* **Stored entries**
──────────

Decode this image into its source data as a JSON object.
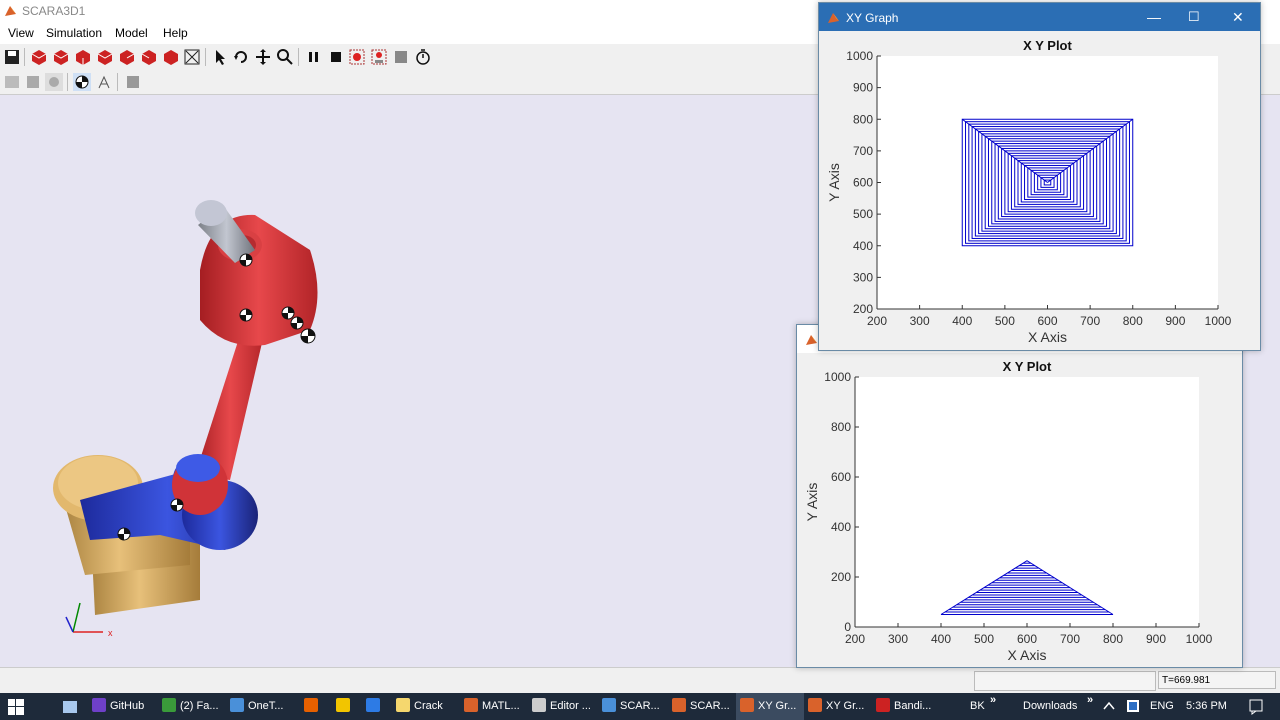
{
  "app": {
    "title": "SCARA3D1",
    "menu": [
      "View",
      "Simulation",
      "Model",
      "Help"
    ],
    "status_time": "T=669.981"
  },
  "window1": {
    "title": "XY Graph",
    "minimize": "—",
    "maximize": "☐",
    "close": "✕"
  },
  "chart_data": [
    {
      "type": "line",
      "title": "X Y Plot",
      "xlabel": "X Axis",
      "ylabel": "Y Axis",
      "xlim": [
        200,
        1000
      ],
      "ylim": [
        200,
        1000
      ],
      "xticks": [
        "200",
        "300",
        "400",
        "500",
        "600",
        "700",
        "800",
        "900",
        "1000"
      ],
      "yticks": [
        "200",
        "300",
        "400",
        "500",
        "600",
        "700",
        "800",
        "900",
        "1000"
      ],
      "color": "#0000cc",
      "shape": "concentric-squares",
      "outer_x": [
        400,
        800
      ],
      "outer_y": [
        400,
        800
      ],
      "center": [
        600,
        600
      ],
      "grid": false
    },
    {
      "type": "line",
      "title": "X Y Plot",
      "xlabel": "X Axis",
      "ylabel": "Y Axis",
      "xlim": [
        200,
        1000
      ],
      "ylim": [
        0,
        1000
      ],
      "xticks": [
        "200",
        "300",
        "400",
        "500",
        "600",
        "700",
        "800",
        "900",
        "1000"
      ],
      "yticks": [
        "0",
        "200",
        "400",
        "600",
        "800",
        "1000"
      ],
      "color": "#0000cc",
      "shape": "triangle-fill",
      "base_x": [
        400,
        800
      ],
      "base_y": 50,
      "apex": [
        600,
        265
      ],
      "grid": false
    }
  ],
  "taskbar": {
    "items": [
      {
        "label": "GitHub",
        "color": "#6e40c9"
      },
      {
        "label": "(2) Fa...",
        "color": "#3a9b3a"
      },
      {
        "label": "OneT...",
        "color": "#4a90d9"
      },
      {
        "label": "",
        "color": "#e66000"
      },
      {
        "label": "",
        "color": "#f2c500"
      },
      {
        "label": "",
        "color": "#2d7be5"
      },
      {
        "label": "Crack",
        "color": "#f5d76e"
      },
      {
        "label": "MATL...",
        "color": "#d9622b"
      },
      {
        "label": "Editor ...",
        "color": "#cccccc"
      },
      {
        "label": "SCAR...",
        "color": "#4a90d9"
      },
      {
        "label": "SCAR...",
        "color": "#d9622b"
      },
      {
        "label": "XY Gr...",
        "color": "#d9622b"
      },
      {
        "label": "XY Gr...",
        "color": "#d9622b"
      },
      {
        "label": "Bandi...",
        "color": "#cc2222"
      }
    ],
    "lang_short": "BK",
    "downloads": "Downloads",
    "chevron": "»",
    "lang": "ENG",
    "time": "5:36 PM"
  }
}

──────────

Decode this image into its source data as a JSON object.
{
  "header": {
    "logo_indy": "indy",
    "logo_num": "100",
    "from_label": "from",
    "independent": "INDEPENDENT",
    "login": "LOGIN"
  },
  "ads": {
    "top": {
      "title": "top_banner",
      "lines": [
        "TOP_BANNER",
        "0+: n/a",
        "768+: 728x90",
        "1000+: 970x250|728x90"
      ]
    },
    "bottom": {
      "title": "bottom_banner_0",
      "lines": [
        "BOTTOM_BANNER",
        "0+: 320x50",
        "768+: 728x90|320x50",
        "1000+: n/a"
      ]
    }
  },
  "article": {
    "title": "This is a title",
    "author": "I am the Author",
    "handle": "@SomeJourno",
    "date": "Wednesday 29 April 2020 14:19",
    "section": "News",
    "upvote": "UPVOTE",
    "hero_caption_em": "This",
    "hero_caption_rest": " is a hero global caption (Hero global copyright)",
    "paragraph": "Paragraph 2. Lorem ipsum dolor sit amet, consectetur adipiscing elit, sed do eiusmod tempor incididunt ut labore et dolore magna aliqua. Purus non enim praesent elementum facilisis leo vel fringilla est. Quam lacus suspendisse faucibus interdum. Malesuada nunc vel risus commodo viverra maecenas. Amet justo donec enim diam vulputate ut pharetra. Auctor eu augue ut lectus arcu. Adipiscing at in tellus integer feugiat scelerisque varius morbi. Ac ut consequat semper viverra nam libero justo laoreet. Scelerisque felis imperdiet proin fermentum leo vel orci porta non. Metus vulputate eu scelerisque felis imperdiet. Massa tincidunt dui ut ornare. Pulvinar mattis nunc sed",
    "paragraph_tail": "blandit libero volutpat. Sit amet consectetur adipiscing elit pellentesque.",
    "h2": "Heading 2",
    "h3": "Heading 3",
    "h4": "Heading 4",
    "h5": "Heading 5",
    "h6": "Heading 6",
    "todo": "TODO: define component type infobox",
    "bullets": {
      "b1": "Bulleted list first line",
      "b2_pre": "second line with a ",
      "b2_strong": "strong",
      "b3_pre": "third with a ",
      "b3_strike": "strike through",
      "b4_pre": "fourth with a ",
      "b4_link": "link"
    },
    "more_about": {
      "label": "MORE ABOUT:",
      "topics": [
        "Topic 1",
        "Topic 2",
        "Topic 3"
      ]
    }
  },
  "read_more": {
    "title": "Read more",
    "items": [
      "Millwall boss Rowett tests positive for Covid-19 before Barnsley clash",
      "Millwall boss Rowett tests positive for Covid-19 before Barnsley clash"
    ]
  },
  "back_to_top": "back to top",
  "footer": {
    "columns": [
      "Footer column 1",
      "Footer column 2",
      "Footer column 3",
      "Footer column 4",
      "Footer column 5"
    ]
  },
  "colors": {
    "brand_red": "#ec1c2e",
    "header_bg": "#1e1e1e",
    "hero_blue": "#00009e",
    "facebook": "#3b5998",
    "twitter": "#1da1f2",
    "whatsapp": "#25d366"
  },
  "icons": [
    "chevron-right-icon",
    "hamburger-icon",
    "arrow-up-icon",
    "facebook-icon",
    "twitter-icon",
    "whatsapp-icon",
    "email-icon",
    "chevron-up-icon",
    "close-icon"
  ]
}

──────────

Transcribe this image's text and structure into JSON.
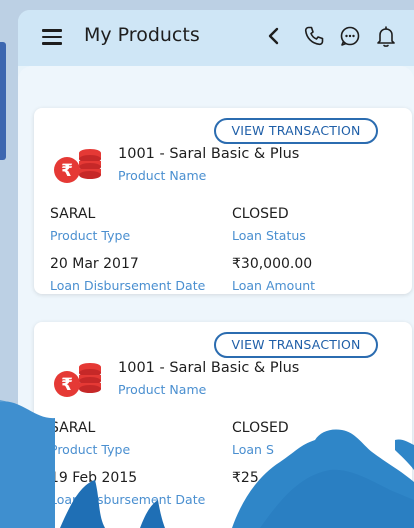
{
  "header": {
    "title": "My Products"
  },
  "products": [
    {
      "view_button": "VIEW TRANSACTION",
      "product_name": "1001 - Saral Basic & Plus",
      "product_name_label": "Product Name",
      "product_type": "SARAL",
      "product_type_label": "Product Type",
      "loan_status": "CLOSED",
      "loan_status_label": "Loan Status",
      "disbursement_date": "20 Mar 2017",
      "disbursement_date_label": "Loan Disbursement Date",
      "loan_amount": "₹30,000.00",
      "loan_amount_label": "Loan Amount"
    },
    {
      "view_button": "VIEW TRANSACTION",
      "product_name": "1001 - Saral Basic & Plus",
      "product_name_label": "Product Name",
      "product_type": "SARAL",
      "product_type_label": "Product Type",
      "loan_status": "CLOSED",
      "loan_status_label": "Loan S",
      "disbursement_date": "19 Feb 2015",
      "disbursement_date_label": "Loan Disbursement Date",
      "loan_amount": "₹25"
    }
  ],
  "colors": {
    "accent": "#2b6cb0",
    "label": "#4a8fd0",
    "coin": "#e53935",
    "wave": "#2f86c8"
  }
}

──────────

* **Goal**
Count how many lines in the data contain the word "positive", giving the number without comment.

* **Expected output**
2